--- START INPUT FOR THIS TASK ---

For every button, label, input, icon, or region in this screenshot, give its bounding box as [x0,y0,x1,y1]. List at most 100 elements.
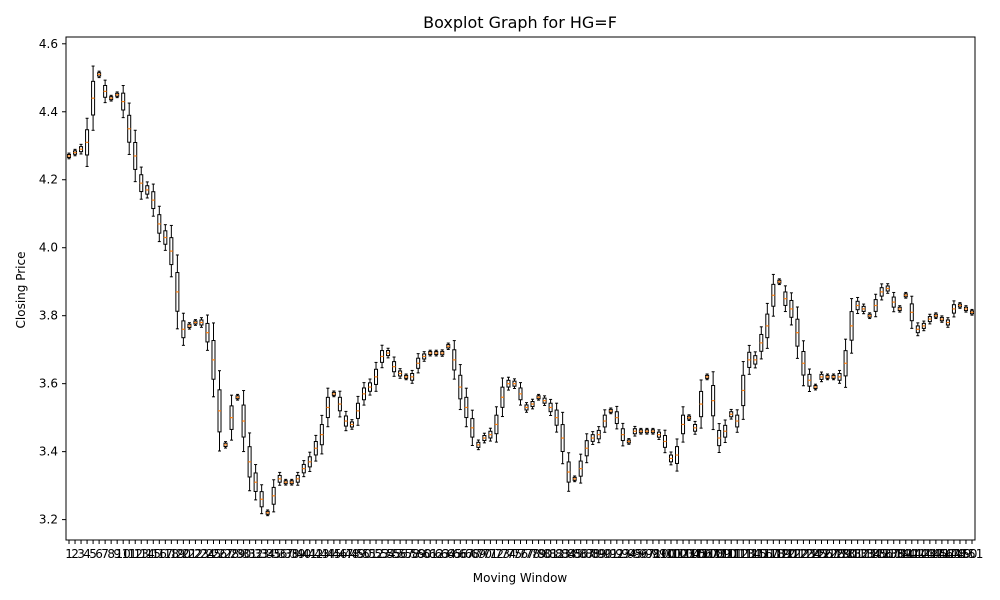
box-118 [771,273,776,317]
box-25 [211,322,216,398]
box-137 [885,283,890,294]
x-tick-label: 147 [936,547,959,561]
x-tick-label: 68 [465,547,480,561]
box-55 [392,356,397,377]
box-28 [229,394,234,441]
box-2 [73,148,78,157]
box-128 [831,373,836,381]
x-tick-label: 151 [961,547,984,561]
x-tick-label: 23 [194,547,209,561]
x-tick-label: 137 [876,547,899,561]
x-tick-label: 75 [507,547,522,561]
x-tick-label: 103 [672,547,695,561]
x-tick-label: 6 [95,547,103,561]
y-tick-label: 4.0 [39,241,58,255]
box-38 [289,478,294,486]
box-113 [741,361,746,420]
box-36 [277,471,282,486]
box-123 [801,340,806,387]
x-tick-label: 141 [900,547,923,561]
box-58 [410,369,415,384]
x-tick-label: 115 [744,547,767,561]
box-108 [711,371,716,431]
box-13 [139,166,144,200]
box-143 [921,320,926,332]
box-31 [247,432,252,492]
box-142 [915,322,920,337]
box-56 [398,368,403,379]
x-tick-label: 112 [726,547,749,561]
x-tick-label: 18 [164,547,179,561]
x-tick-label: 129 [828,547,851,561]
x-tick-label: 7 [101,547,109,561]
box-93 [620,422,625,447]
box-37 [283,478,288,486]
box-68 [470,409,475,447]
x-tick-label: 53 [374,547,389,561]
x-tick-label: 55 [386,547,401,561]
box-96 [638,427,643,435]
x-tick-label: 36 [272,547,287,561]
box-139 [897,305,902,313]
x-tick-label: 46 [332,547,347,561]
x-tick-label: 62 [429,547,444,561]
box-61 [428,349,433,357]
box-86 [578,453,583,484]
box-126 [819,371,824,383]
x-tick-label: 136 [870,547,893,561]
box-22 [193,319,198,326]
box-101 [668,451,674,466]
box-46 [337,390,342,418]
x-tick-label: 126 [810,547,833,561]
box-77 [524,402,529,413]
box-97 [644,427,649,435]
x-tick-label: 79 [531,547,546,561]
x-tick-label: 84 [561,547,576,561]
y-axis-label: Closing Price [14,252,28,329]
box-91 [608,407,613,415]
x-tick-label: 30 [236,547,251,561]
x-tick-label: 120 [774,547,797,561]
box-87 [584,433,589,464]
box-130 [843,338,848,388]
box-127 [825,373,830,381]
box-75 [512,378,517,389]
box-70 [482,432,487,444]
x-tick-label: 90 [597,547,612,561]
y-tick-label: 3.8 [39,309,58,323]
x-tick-label: 19 [170,547,185,561]
y-tick-label: 3.6 [39,377,58,391]
x-tick-label: 83 [555,547,570,561]
box-30 [241,390,246,453]
x-tick-label: 143 [912,547,935,561]
x-tick-label: 58 [405,547,420,561]
box-50 [361,382,366,406]
box-63 [440,349,445,357]
box-33 [259,484,264,515]
x-tick-label: 86 [573,547,588,561]
box-88 [590,431,595,445]
x-tick-label: 13 [134,547,149,561]
box-series [67,65,974,517]
box-15 [151,183,156,217]
box-67 [464,387,469,428]
box-109 [717,423,722,453]
x-tick-label: 9 [113,547,121,561]
box-107 [705,373,710,381]
box-80 [542,395,547,406]
x-tick-label: 57 [398,547,413,561]
box-121 [789,292,794,326]
x-tick-label: 99 [651,547,666,561]
box-117 [765,302,770,349]
x-tick-label: 105 [684,547,707,561]
x-tick-label: 72 [489,547,504,561]
x-tick-label: 131 [840,547,863,561]
box-8 [109,94,114,102]
x-tick-label: 63 [435,547,450,561]
box-133 [861,303,866,315]
box-40 [301,460,306,478]
box-60 [422,351,427,362]
box-51 [367,378,373,396]
x-tick-label: 108 [702,547,725,561]
x-tick-label: 148 [942,547,965,561]
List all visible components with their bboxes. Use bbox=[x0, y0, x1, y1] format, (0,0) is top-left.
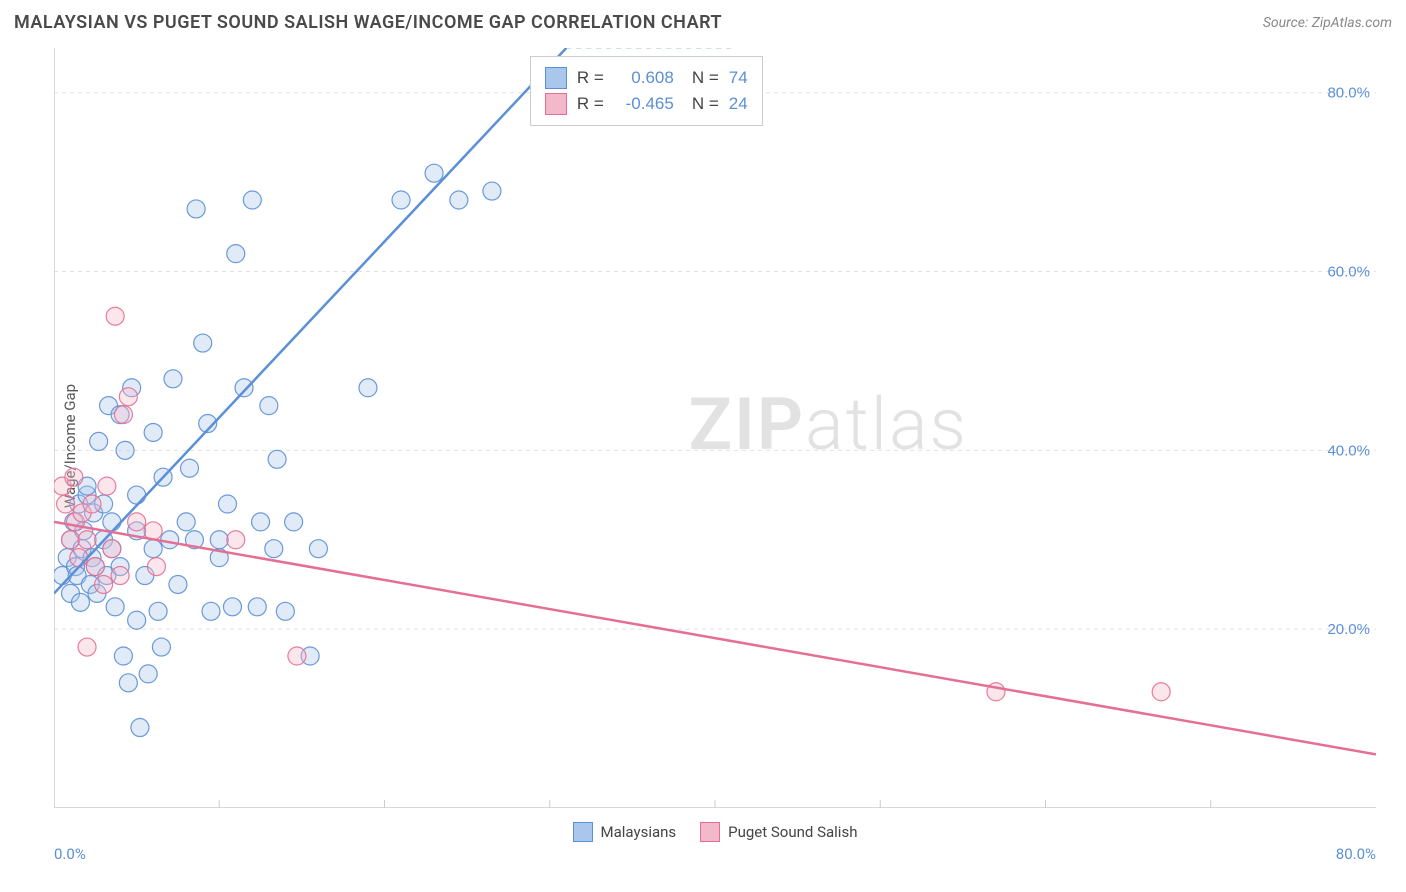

--- END INPUT FOR THIS TASK ---

> [AIM] Copy the whole listing above word for word, keeping every line in its original order, and leave out the pictures.

> [FULL RESPONSE]
For every button, label, input, icon, or region in this screenshot, give its bounding box as [x0,y0,x1,y1]. List at most 100 elements.
box-118 [771,273,776,317]
box-25 [211,322,216,398]
box-137 [885,283,890,294]
x-tick-label: 147 [936,547,959,561]
x-tick-label: 68 [465,547,480,561]
box-55 [392,356,397,377]
box-28 [229,394,234,441]
box-2 [73,148,78,157]
box-128 [831,373,836,381]
x-tick-label: 151 [961,547,984,561]
x-tick-label: 23 [194,547,209,561]
x-tick-label: 137 [876,547,899,561]
x-tick-label: 75 [507,547,522,561]
x-tick-label: 103 [672,547,695,561]
x-tick-label: 6 [95,547,103,561]
y-tick-label: 4.0 [39,241,58,255]
box-38 [289,478,294,486]
box-113 [741,361,746,420]
box-36 [277,471,282,486]
box-123 [801,340,806,387]
x-tick-label: 141 [900,547,923,561]
box-58 [410,369,415,384]
x-tick-label: 115 [744,547,767,561]
box-108 [711,371,716,431]
box-13 [139,166,144,200]
box-143 [921,320,926,332]
box-31 [247,432,252,492]
box-142 [915,322,920,337]
box-56 [398,368,403,379]
x-tick-label: 112 [726,547,749,561]
x-tick-label: 18 [164,547,179,561]
x-tick-label: 129 [828,547,851,561]
x-tick-label: 7 [101,547,109,561]
box-93 [620,422,625,447]
box-37 [283,478,288,486]
box-68 [470,409,475,447]
x-tick-label: 53 [374,547,389,561]
x-tick-label: 55 [386,547,401,561]
box-96 [638,427,643,435]
x-tick-label: 36 [272,547,287,561]
box-139 [897,305,902,313]
x-tick-label: 46 [332,547,347,561]
x-tick-label: 62 [429,547,444,561]
box-61 [428,349,433,357]
box-86 [578,453,583,484]
box-126 [819,371,824,383]
x-tick-label: 136 [870,547,893,561]
box-22 [193,319,198,326]
box-101 [668,451,674,466]
box-46 [337,390,342,418]
x-tick-label: 126 [810,547,833,561]
box-77 [524,402,529,413]
box-97 [644,427,649,435]
x-tick-label: 79 [531,547,546,561]
x-tick-label: 84 [561,547,576,561]
y-axis-label: Closing Price [14,252,28,329]
box-91 [608,407,613,415]
x-tick-label: 30 [236,547,251,561]
x-tick-label: 120 [774,547,797,561]
box-87 [584,433,589,464]
box-130 [843,338,848,388]
box-127 [825,373,830,381]
box-75 [512,378,517,389]
box-70 [482,432,487,444]
x-tick-label: 90 [597,547,612,561]
y-tick-label: 3.8 [39,309,58,323]
x-tick-label: 19 [170,547,185,561]
y-tick-label: 3.6 [39,377,58,391]
x-tick-label: 83 [555,547,570,561]
box-30 [241,390,246,453]
x-tick-label: 143 [912,547,935,561]
x-tick-label: 58 [405,547,420,561]
box-50 [361,382,366,406]
box-63 [440,349,445,357]
box-33 [259,484,264,515]
x-tick-label: 86 [573,547,588,561]
box-88 [590,431,595,445]
x-tick-label: 13 [134,547,149,561]
box-series [67,65,974,517]
box-15 [151,183,156,217]
box-67 [464,387,469,428]
box-109 [717,423,722,453]
x-tick-label: 9 [113,547,121,561]
box-107 [705,373,710,381]
box-80 [542,395,547,406]
x-tick-label: 57 [398,547,413,561]
box-121 [789,292,794,326]
x-tick-label: 99 [651,547,666,561]
box-117 [765,302,770,349]
x-tick-label: 105 [684,547,707,561]
x-tick-label: 72 [489,547,504,561]
x-tick-label: 131 [840,547,863,561]
box-8 [109,94,114,102]
x-tick-label: 63 [435,547,450,561]
box-133 [861,303,866,315]
box-40 [301,460,306,478]
box-60 [422,351,427,362]
box-51 [367,378,373,396]
x-tick-label: 108 [702,547,725,561]
x-tick-label: 148 [942,547,965,561]
List all visible components with their bboxes. Use bbox=[x0, y0, x1, y1] format, (0,0) is top-left.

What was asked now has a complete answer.